▶ **Direction**
Answer with the number of lines in the listing below that contain the word "slope", and nothing else.

────────────────────

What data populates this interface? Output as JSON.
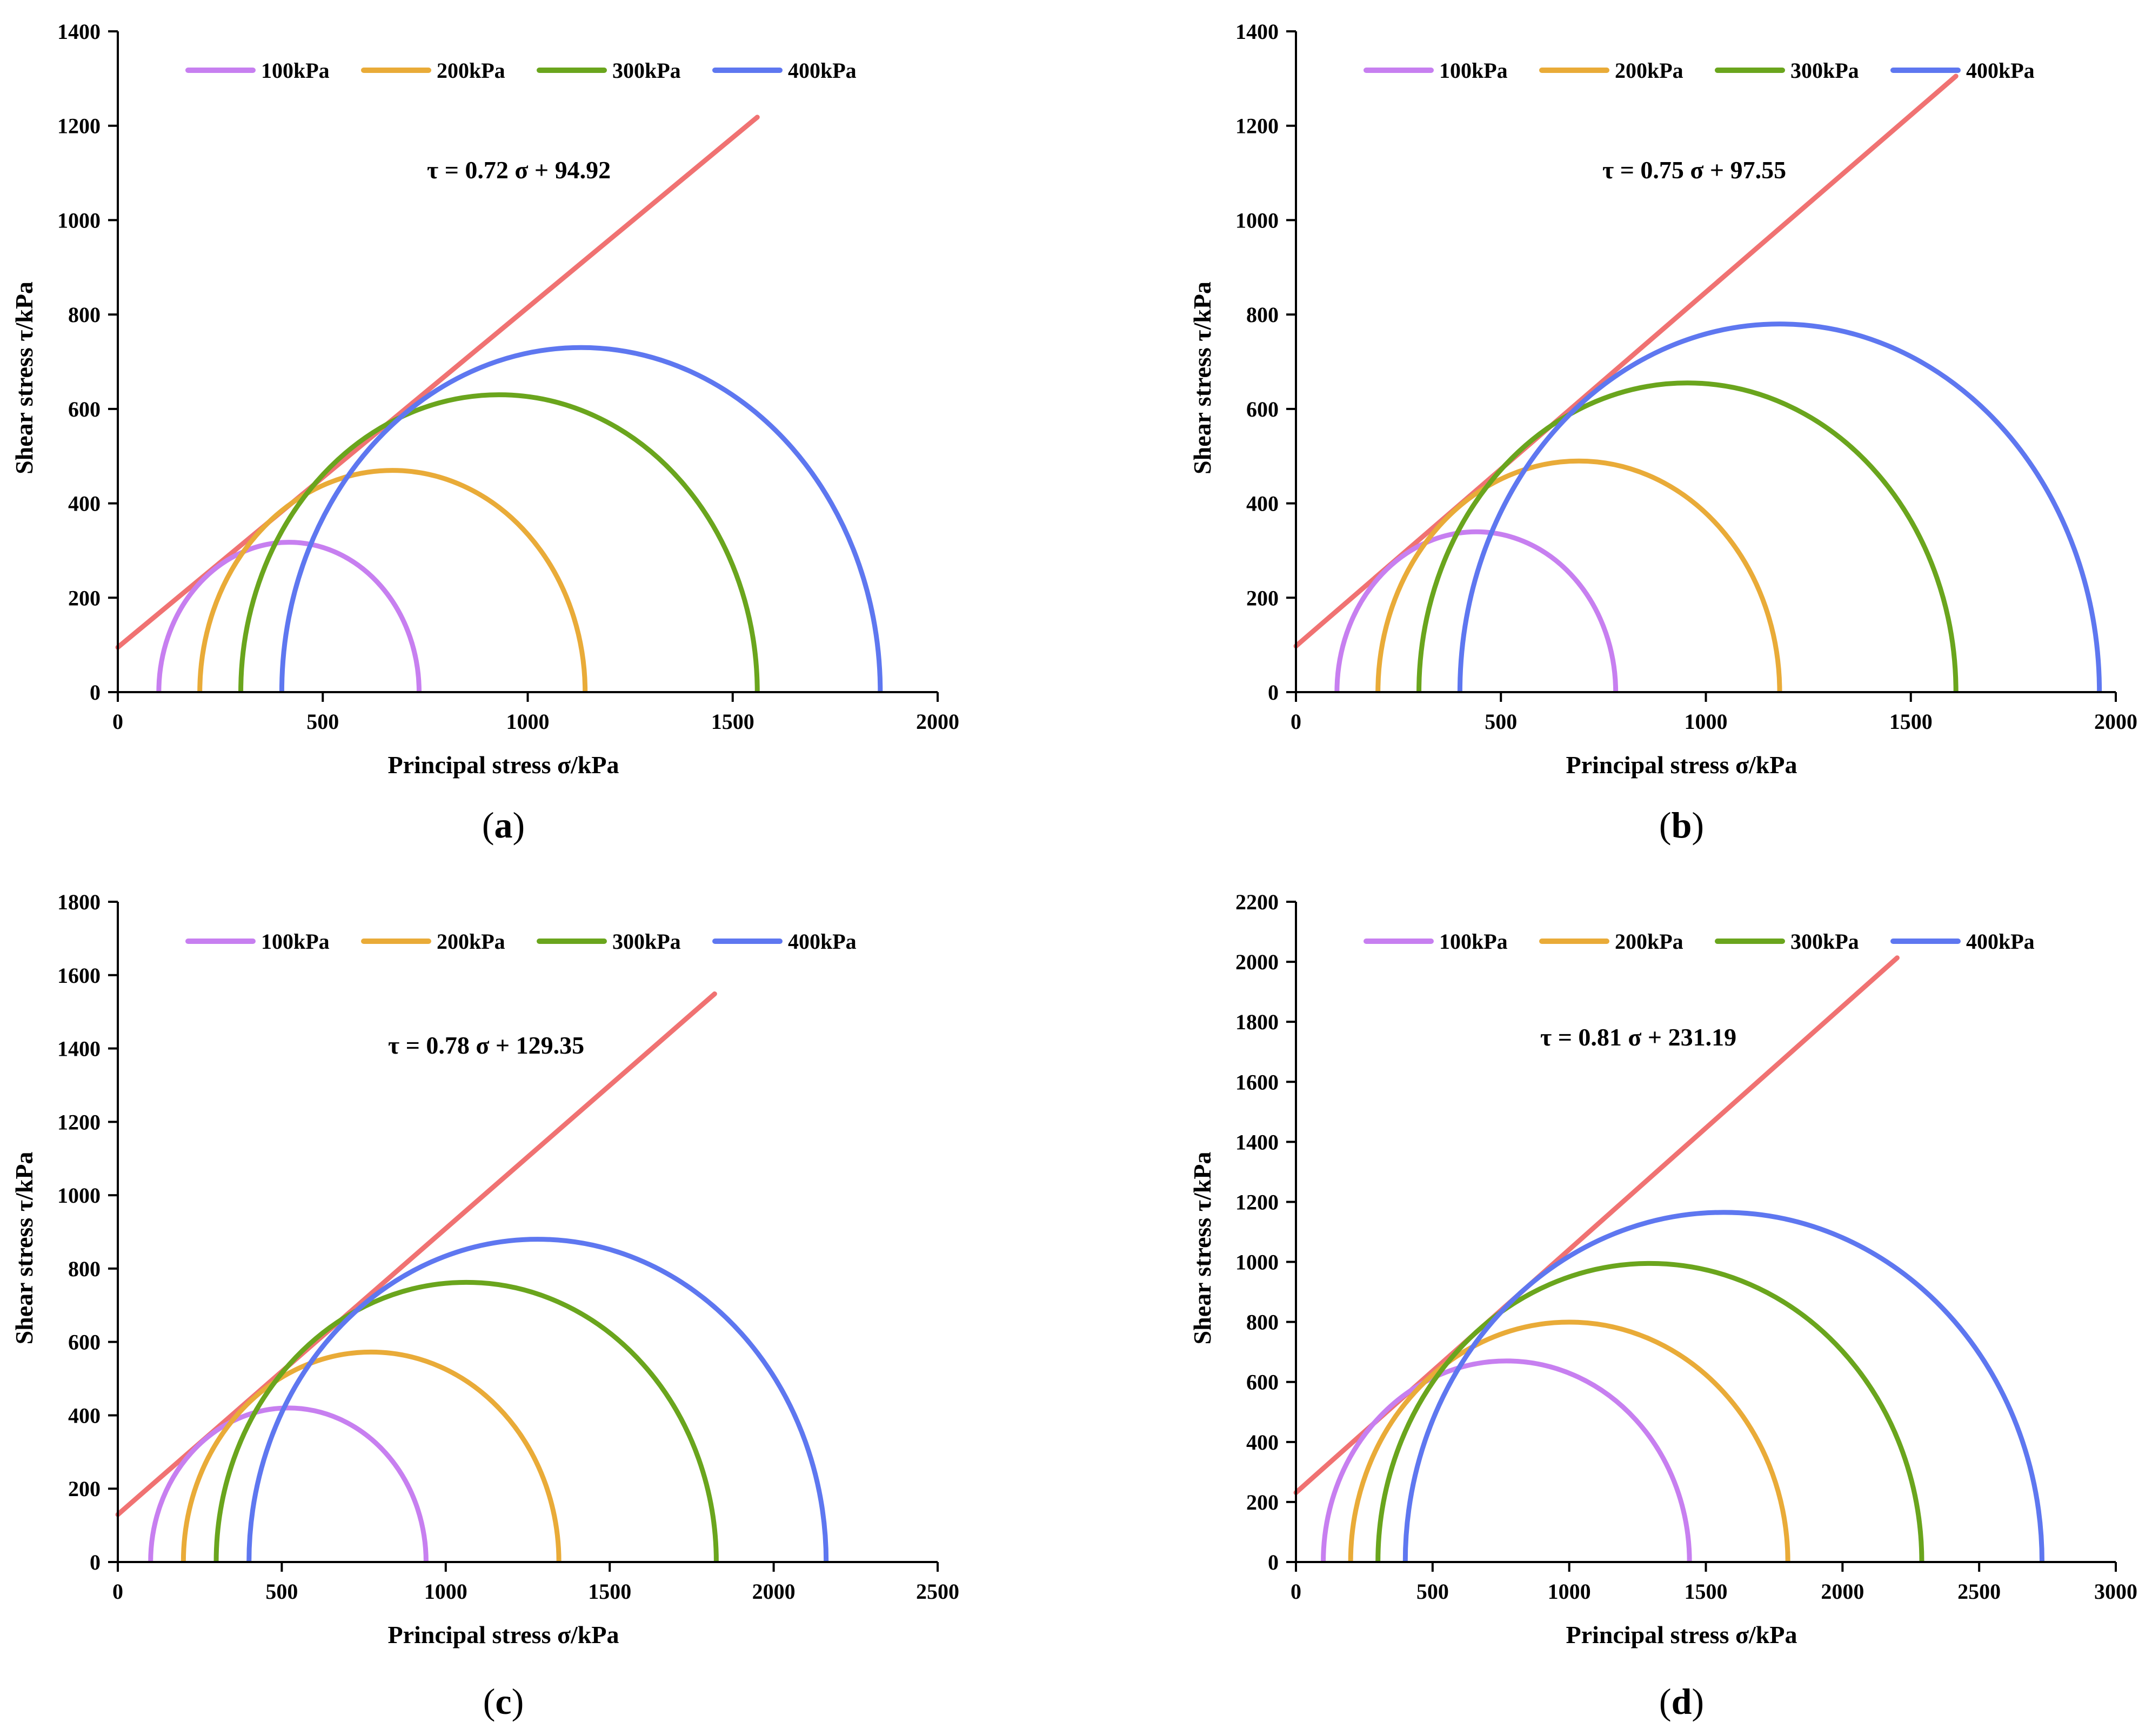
{
  "chart_data": [
    {
      "panel": "a",
      "panel_label_open": "(",
      "panel_label_letter": "a",
      "panel_label_close": ")",
      "type": "line",
      "xlabel": "Principal stress σ/kPa",
      "ylabel": "Shear stress τ/kPa",
      "xlim": [
        0,
        2000
      ],
      "ylim": [
        0,
        1400
      ],
      "xticks": [
        0,
        500,
        1000,
        1500,
        2000
      ],
      "yticks": [
        0,
        200,
        400,
        600,
        800,
        1000,
        1200,
        1400
      ],
      "legend": [
        "100kPa",
        "200kPa",
        "300kPa",
        "400kPa"
      ],
      "series_colors": [
        "#c77ff0",
        "#e9ab38",
        "#6aa51d",
        "#5e77f0"
      ],
      "envelope_color": "#f07272",
      "circles": [
        {
          "name": "100kPa",
          "sigma3": 100,
          "sigma1": 735
        },
        {
          "name": "200kPa",
          "sigma3": 200,
          "sigma1": 1140
        },
        {
          "name": "300kPa",
          "sigma3": 300,
          "sigma1": 1560
        },
        {
          "name": "400kPa",
          "sigma3": 400,
          "sigma1": 1860
        }
      ],
      "envelope": {
        "slope": 0.72,
        "intercept": 94.92,
        "x_end": 1560
      },
      "equation": "τ = 0.72 σ + 94.92"
    },
    {
      "panel": "b",
      "panel_label_open": "(",
      "panel_label_letter": "b",
      "panel_label_close": ")",
      "type": "line",
      "xlabel": "Principal stress σ/kPa",
      "ylabel": "Shear stress τ/kPa",
      "xlim": [
        0,
        2000
      ],
      "ylim": [
        0,
        1400
      ],
      "xticks": [
        0,
        500,
        1000,
        1500,
        2000
      ],
      "yticks": [
        0,
        200,
        400,
        600,
        800,
        1000,
        1200,
        1400
      ],
      "legend": [
        "100kPa",
        "200kPa",
        "300kPa",
        "400kPa"
      ],
      "series_colors": [
        "#c77ff0",
        "#e9ab38",
        "#6aa51d",
        "#5e77f0"
      ],
      "envelope_color": "#f07272",
      "circles": [
        {
          "name": "100kPa",
          "sigma3": 100,
          "sigma1": 780
        },
        {
          "name": "200kPa",
          "sigma3": 200,
          "sigma1": 1180
        },
        {
          "name": "300kPa",
          "sigma3": 300,
          "sigma1": 1610
        },
        {
          "name": "400kPa",
          "sigma3": 400,
          "sigma1": 1960
        }
      ],
      "envelope": {
        "slope": 0.75,
        "intercept": 97.55,
        "x_end": 1610
      },
      "equation": "τ = 0.75 σ + 97.55"
    },
    {
      "panel": "c",
      "panel_label_open": "(",
      "panel_label_letter": "c",
      "panel_label_close": ")",
      "type": "line",
      "xlabel": "Principal stress σ/kPa",
      "ylabel": "Shear stress τ/kPa",
      "xlim": [
        0,
        2500
      ],
      "ylim": [
        0,
        1800
      ],
      "xticks": [
        0,
        500,
        1000,
        1500,
        2000,
        2500
      ],
      "yticks": [
        0,
        200,
        400,
        600,
        800,
        1000,
        1200,
        1400,
        1600,
        1800
      ],
      "legend": [
        "100kPa",
        "200kPa",
        "300kPa",
        "400kPa"
      ],
      "series_colors": [
        "#c77ff0",
        "#e9ab38",
        "#6aa51d",
        "#5e77f0"
      ],
      "envelope_color": "#f07272",
      "circles": [
        {
          "name": "100kPa",
          "sigma3": 100,
          "sigma1": 940
        },
        {
          "name": "200kPa",
          "sigma3": 200,
          "sigma1": 1345
        },
        {
          "name": "300kPa",
          "sigma3": 300,
          "sigma1": 1825
        },
        {
          "name": "400kPa",
          "sigma3": 400,
          "sigma1": 2160
        }
      ],
      "envelope": {
        "slope": 0.78,
        "intercept": 129.35,
        "x_end": 1820
      },
      "equation": "τ = 0.78 σ + 129.35"
    },
    {
      "panel": "d",
      "panel_label_open": "(",
      "panel_label_letter": "d",
      "panel_label_close": ")",
      "type": "line",
      "xlabel": "Principal stress σ/kPa",
      "ylabel": "Shear stress τ/kPa",
      "xlim": [
        0,
        3000
      ],
      "ylim": [
        0,
        2200
      ],
      "xticks": [
        0,
        500,
        1000,
        1500,
        2000,
        2500,
        3000
      ],
      "yticks": [
        0,
        200,
        400,
        600,
        800,
        1000,
        1200,
        1400,
        1600,
        1800,
        2000,
        2200
      ],
      "legend": [
        "100kPa",
        "200kPa",
        "300kPa",
        "400kPa"
      ],
      "series_colors": [
        "#c77ff0",
        "#e9ab38",
        "#6aa51d",
        "#5e77f0"
      ],
      "envelope_color": "#f07272",
      "circles": [
        {
          "name": "100kPa",
          "sigma3": 100,
          "sigma1": 1440
        },
        {
          "name": "200kPa",
          "sigma3": 200,
          "sigma1": 1800
        },
        {
          "name": "300kPa",
          "sigma3": 300,
          "sigma1": 2290
        },
        {
          "name": "400kPa",
          "sigma3": 400,
          "sigma1": 2730
        }
      ],
      "envelope": {
        "slope": 0.81,
        "intercept": 231.19,
        "x_end": 2200
      },
      "equation": "τ = 0.81 σ + 231.19"
    }
  ]
}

────────────────────

▶ **Solution**
4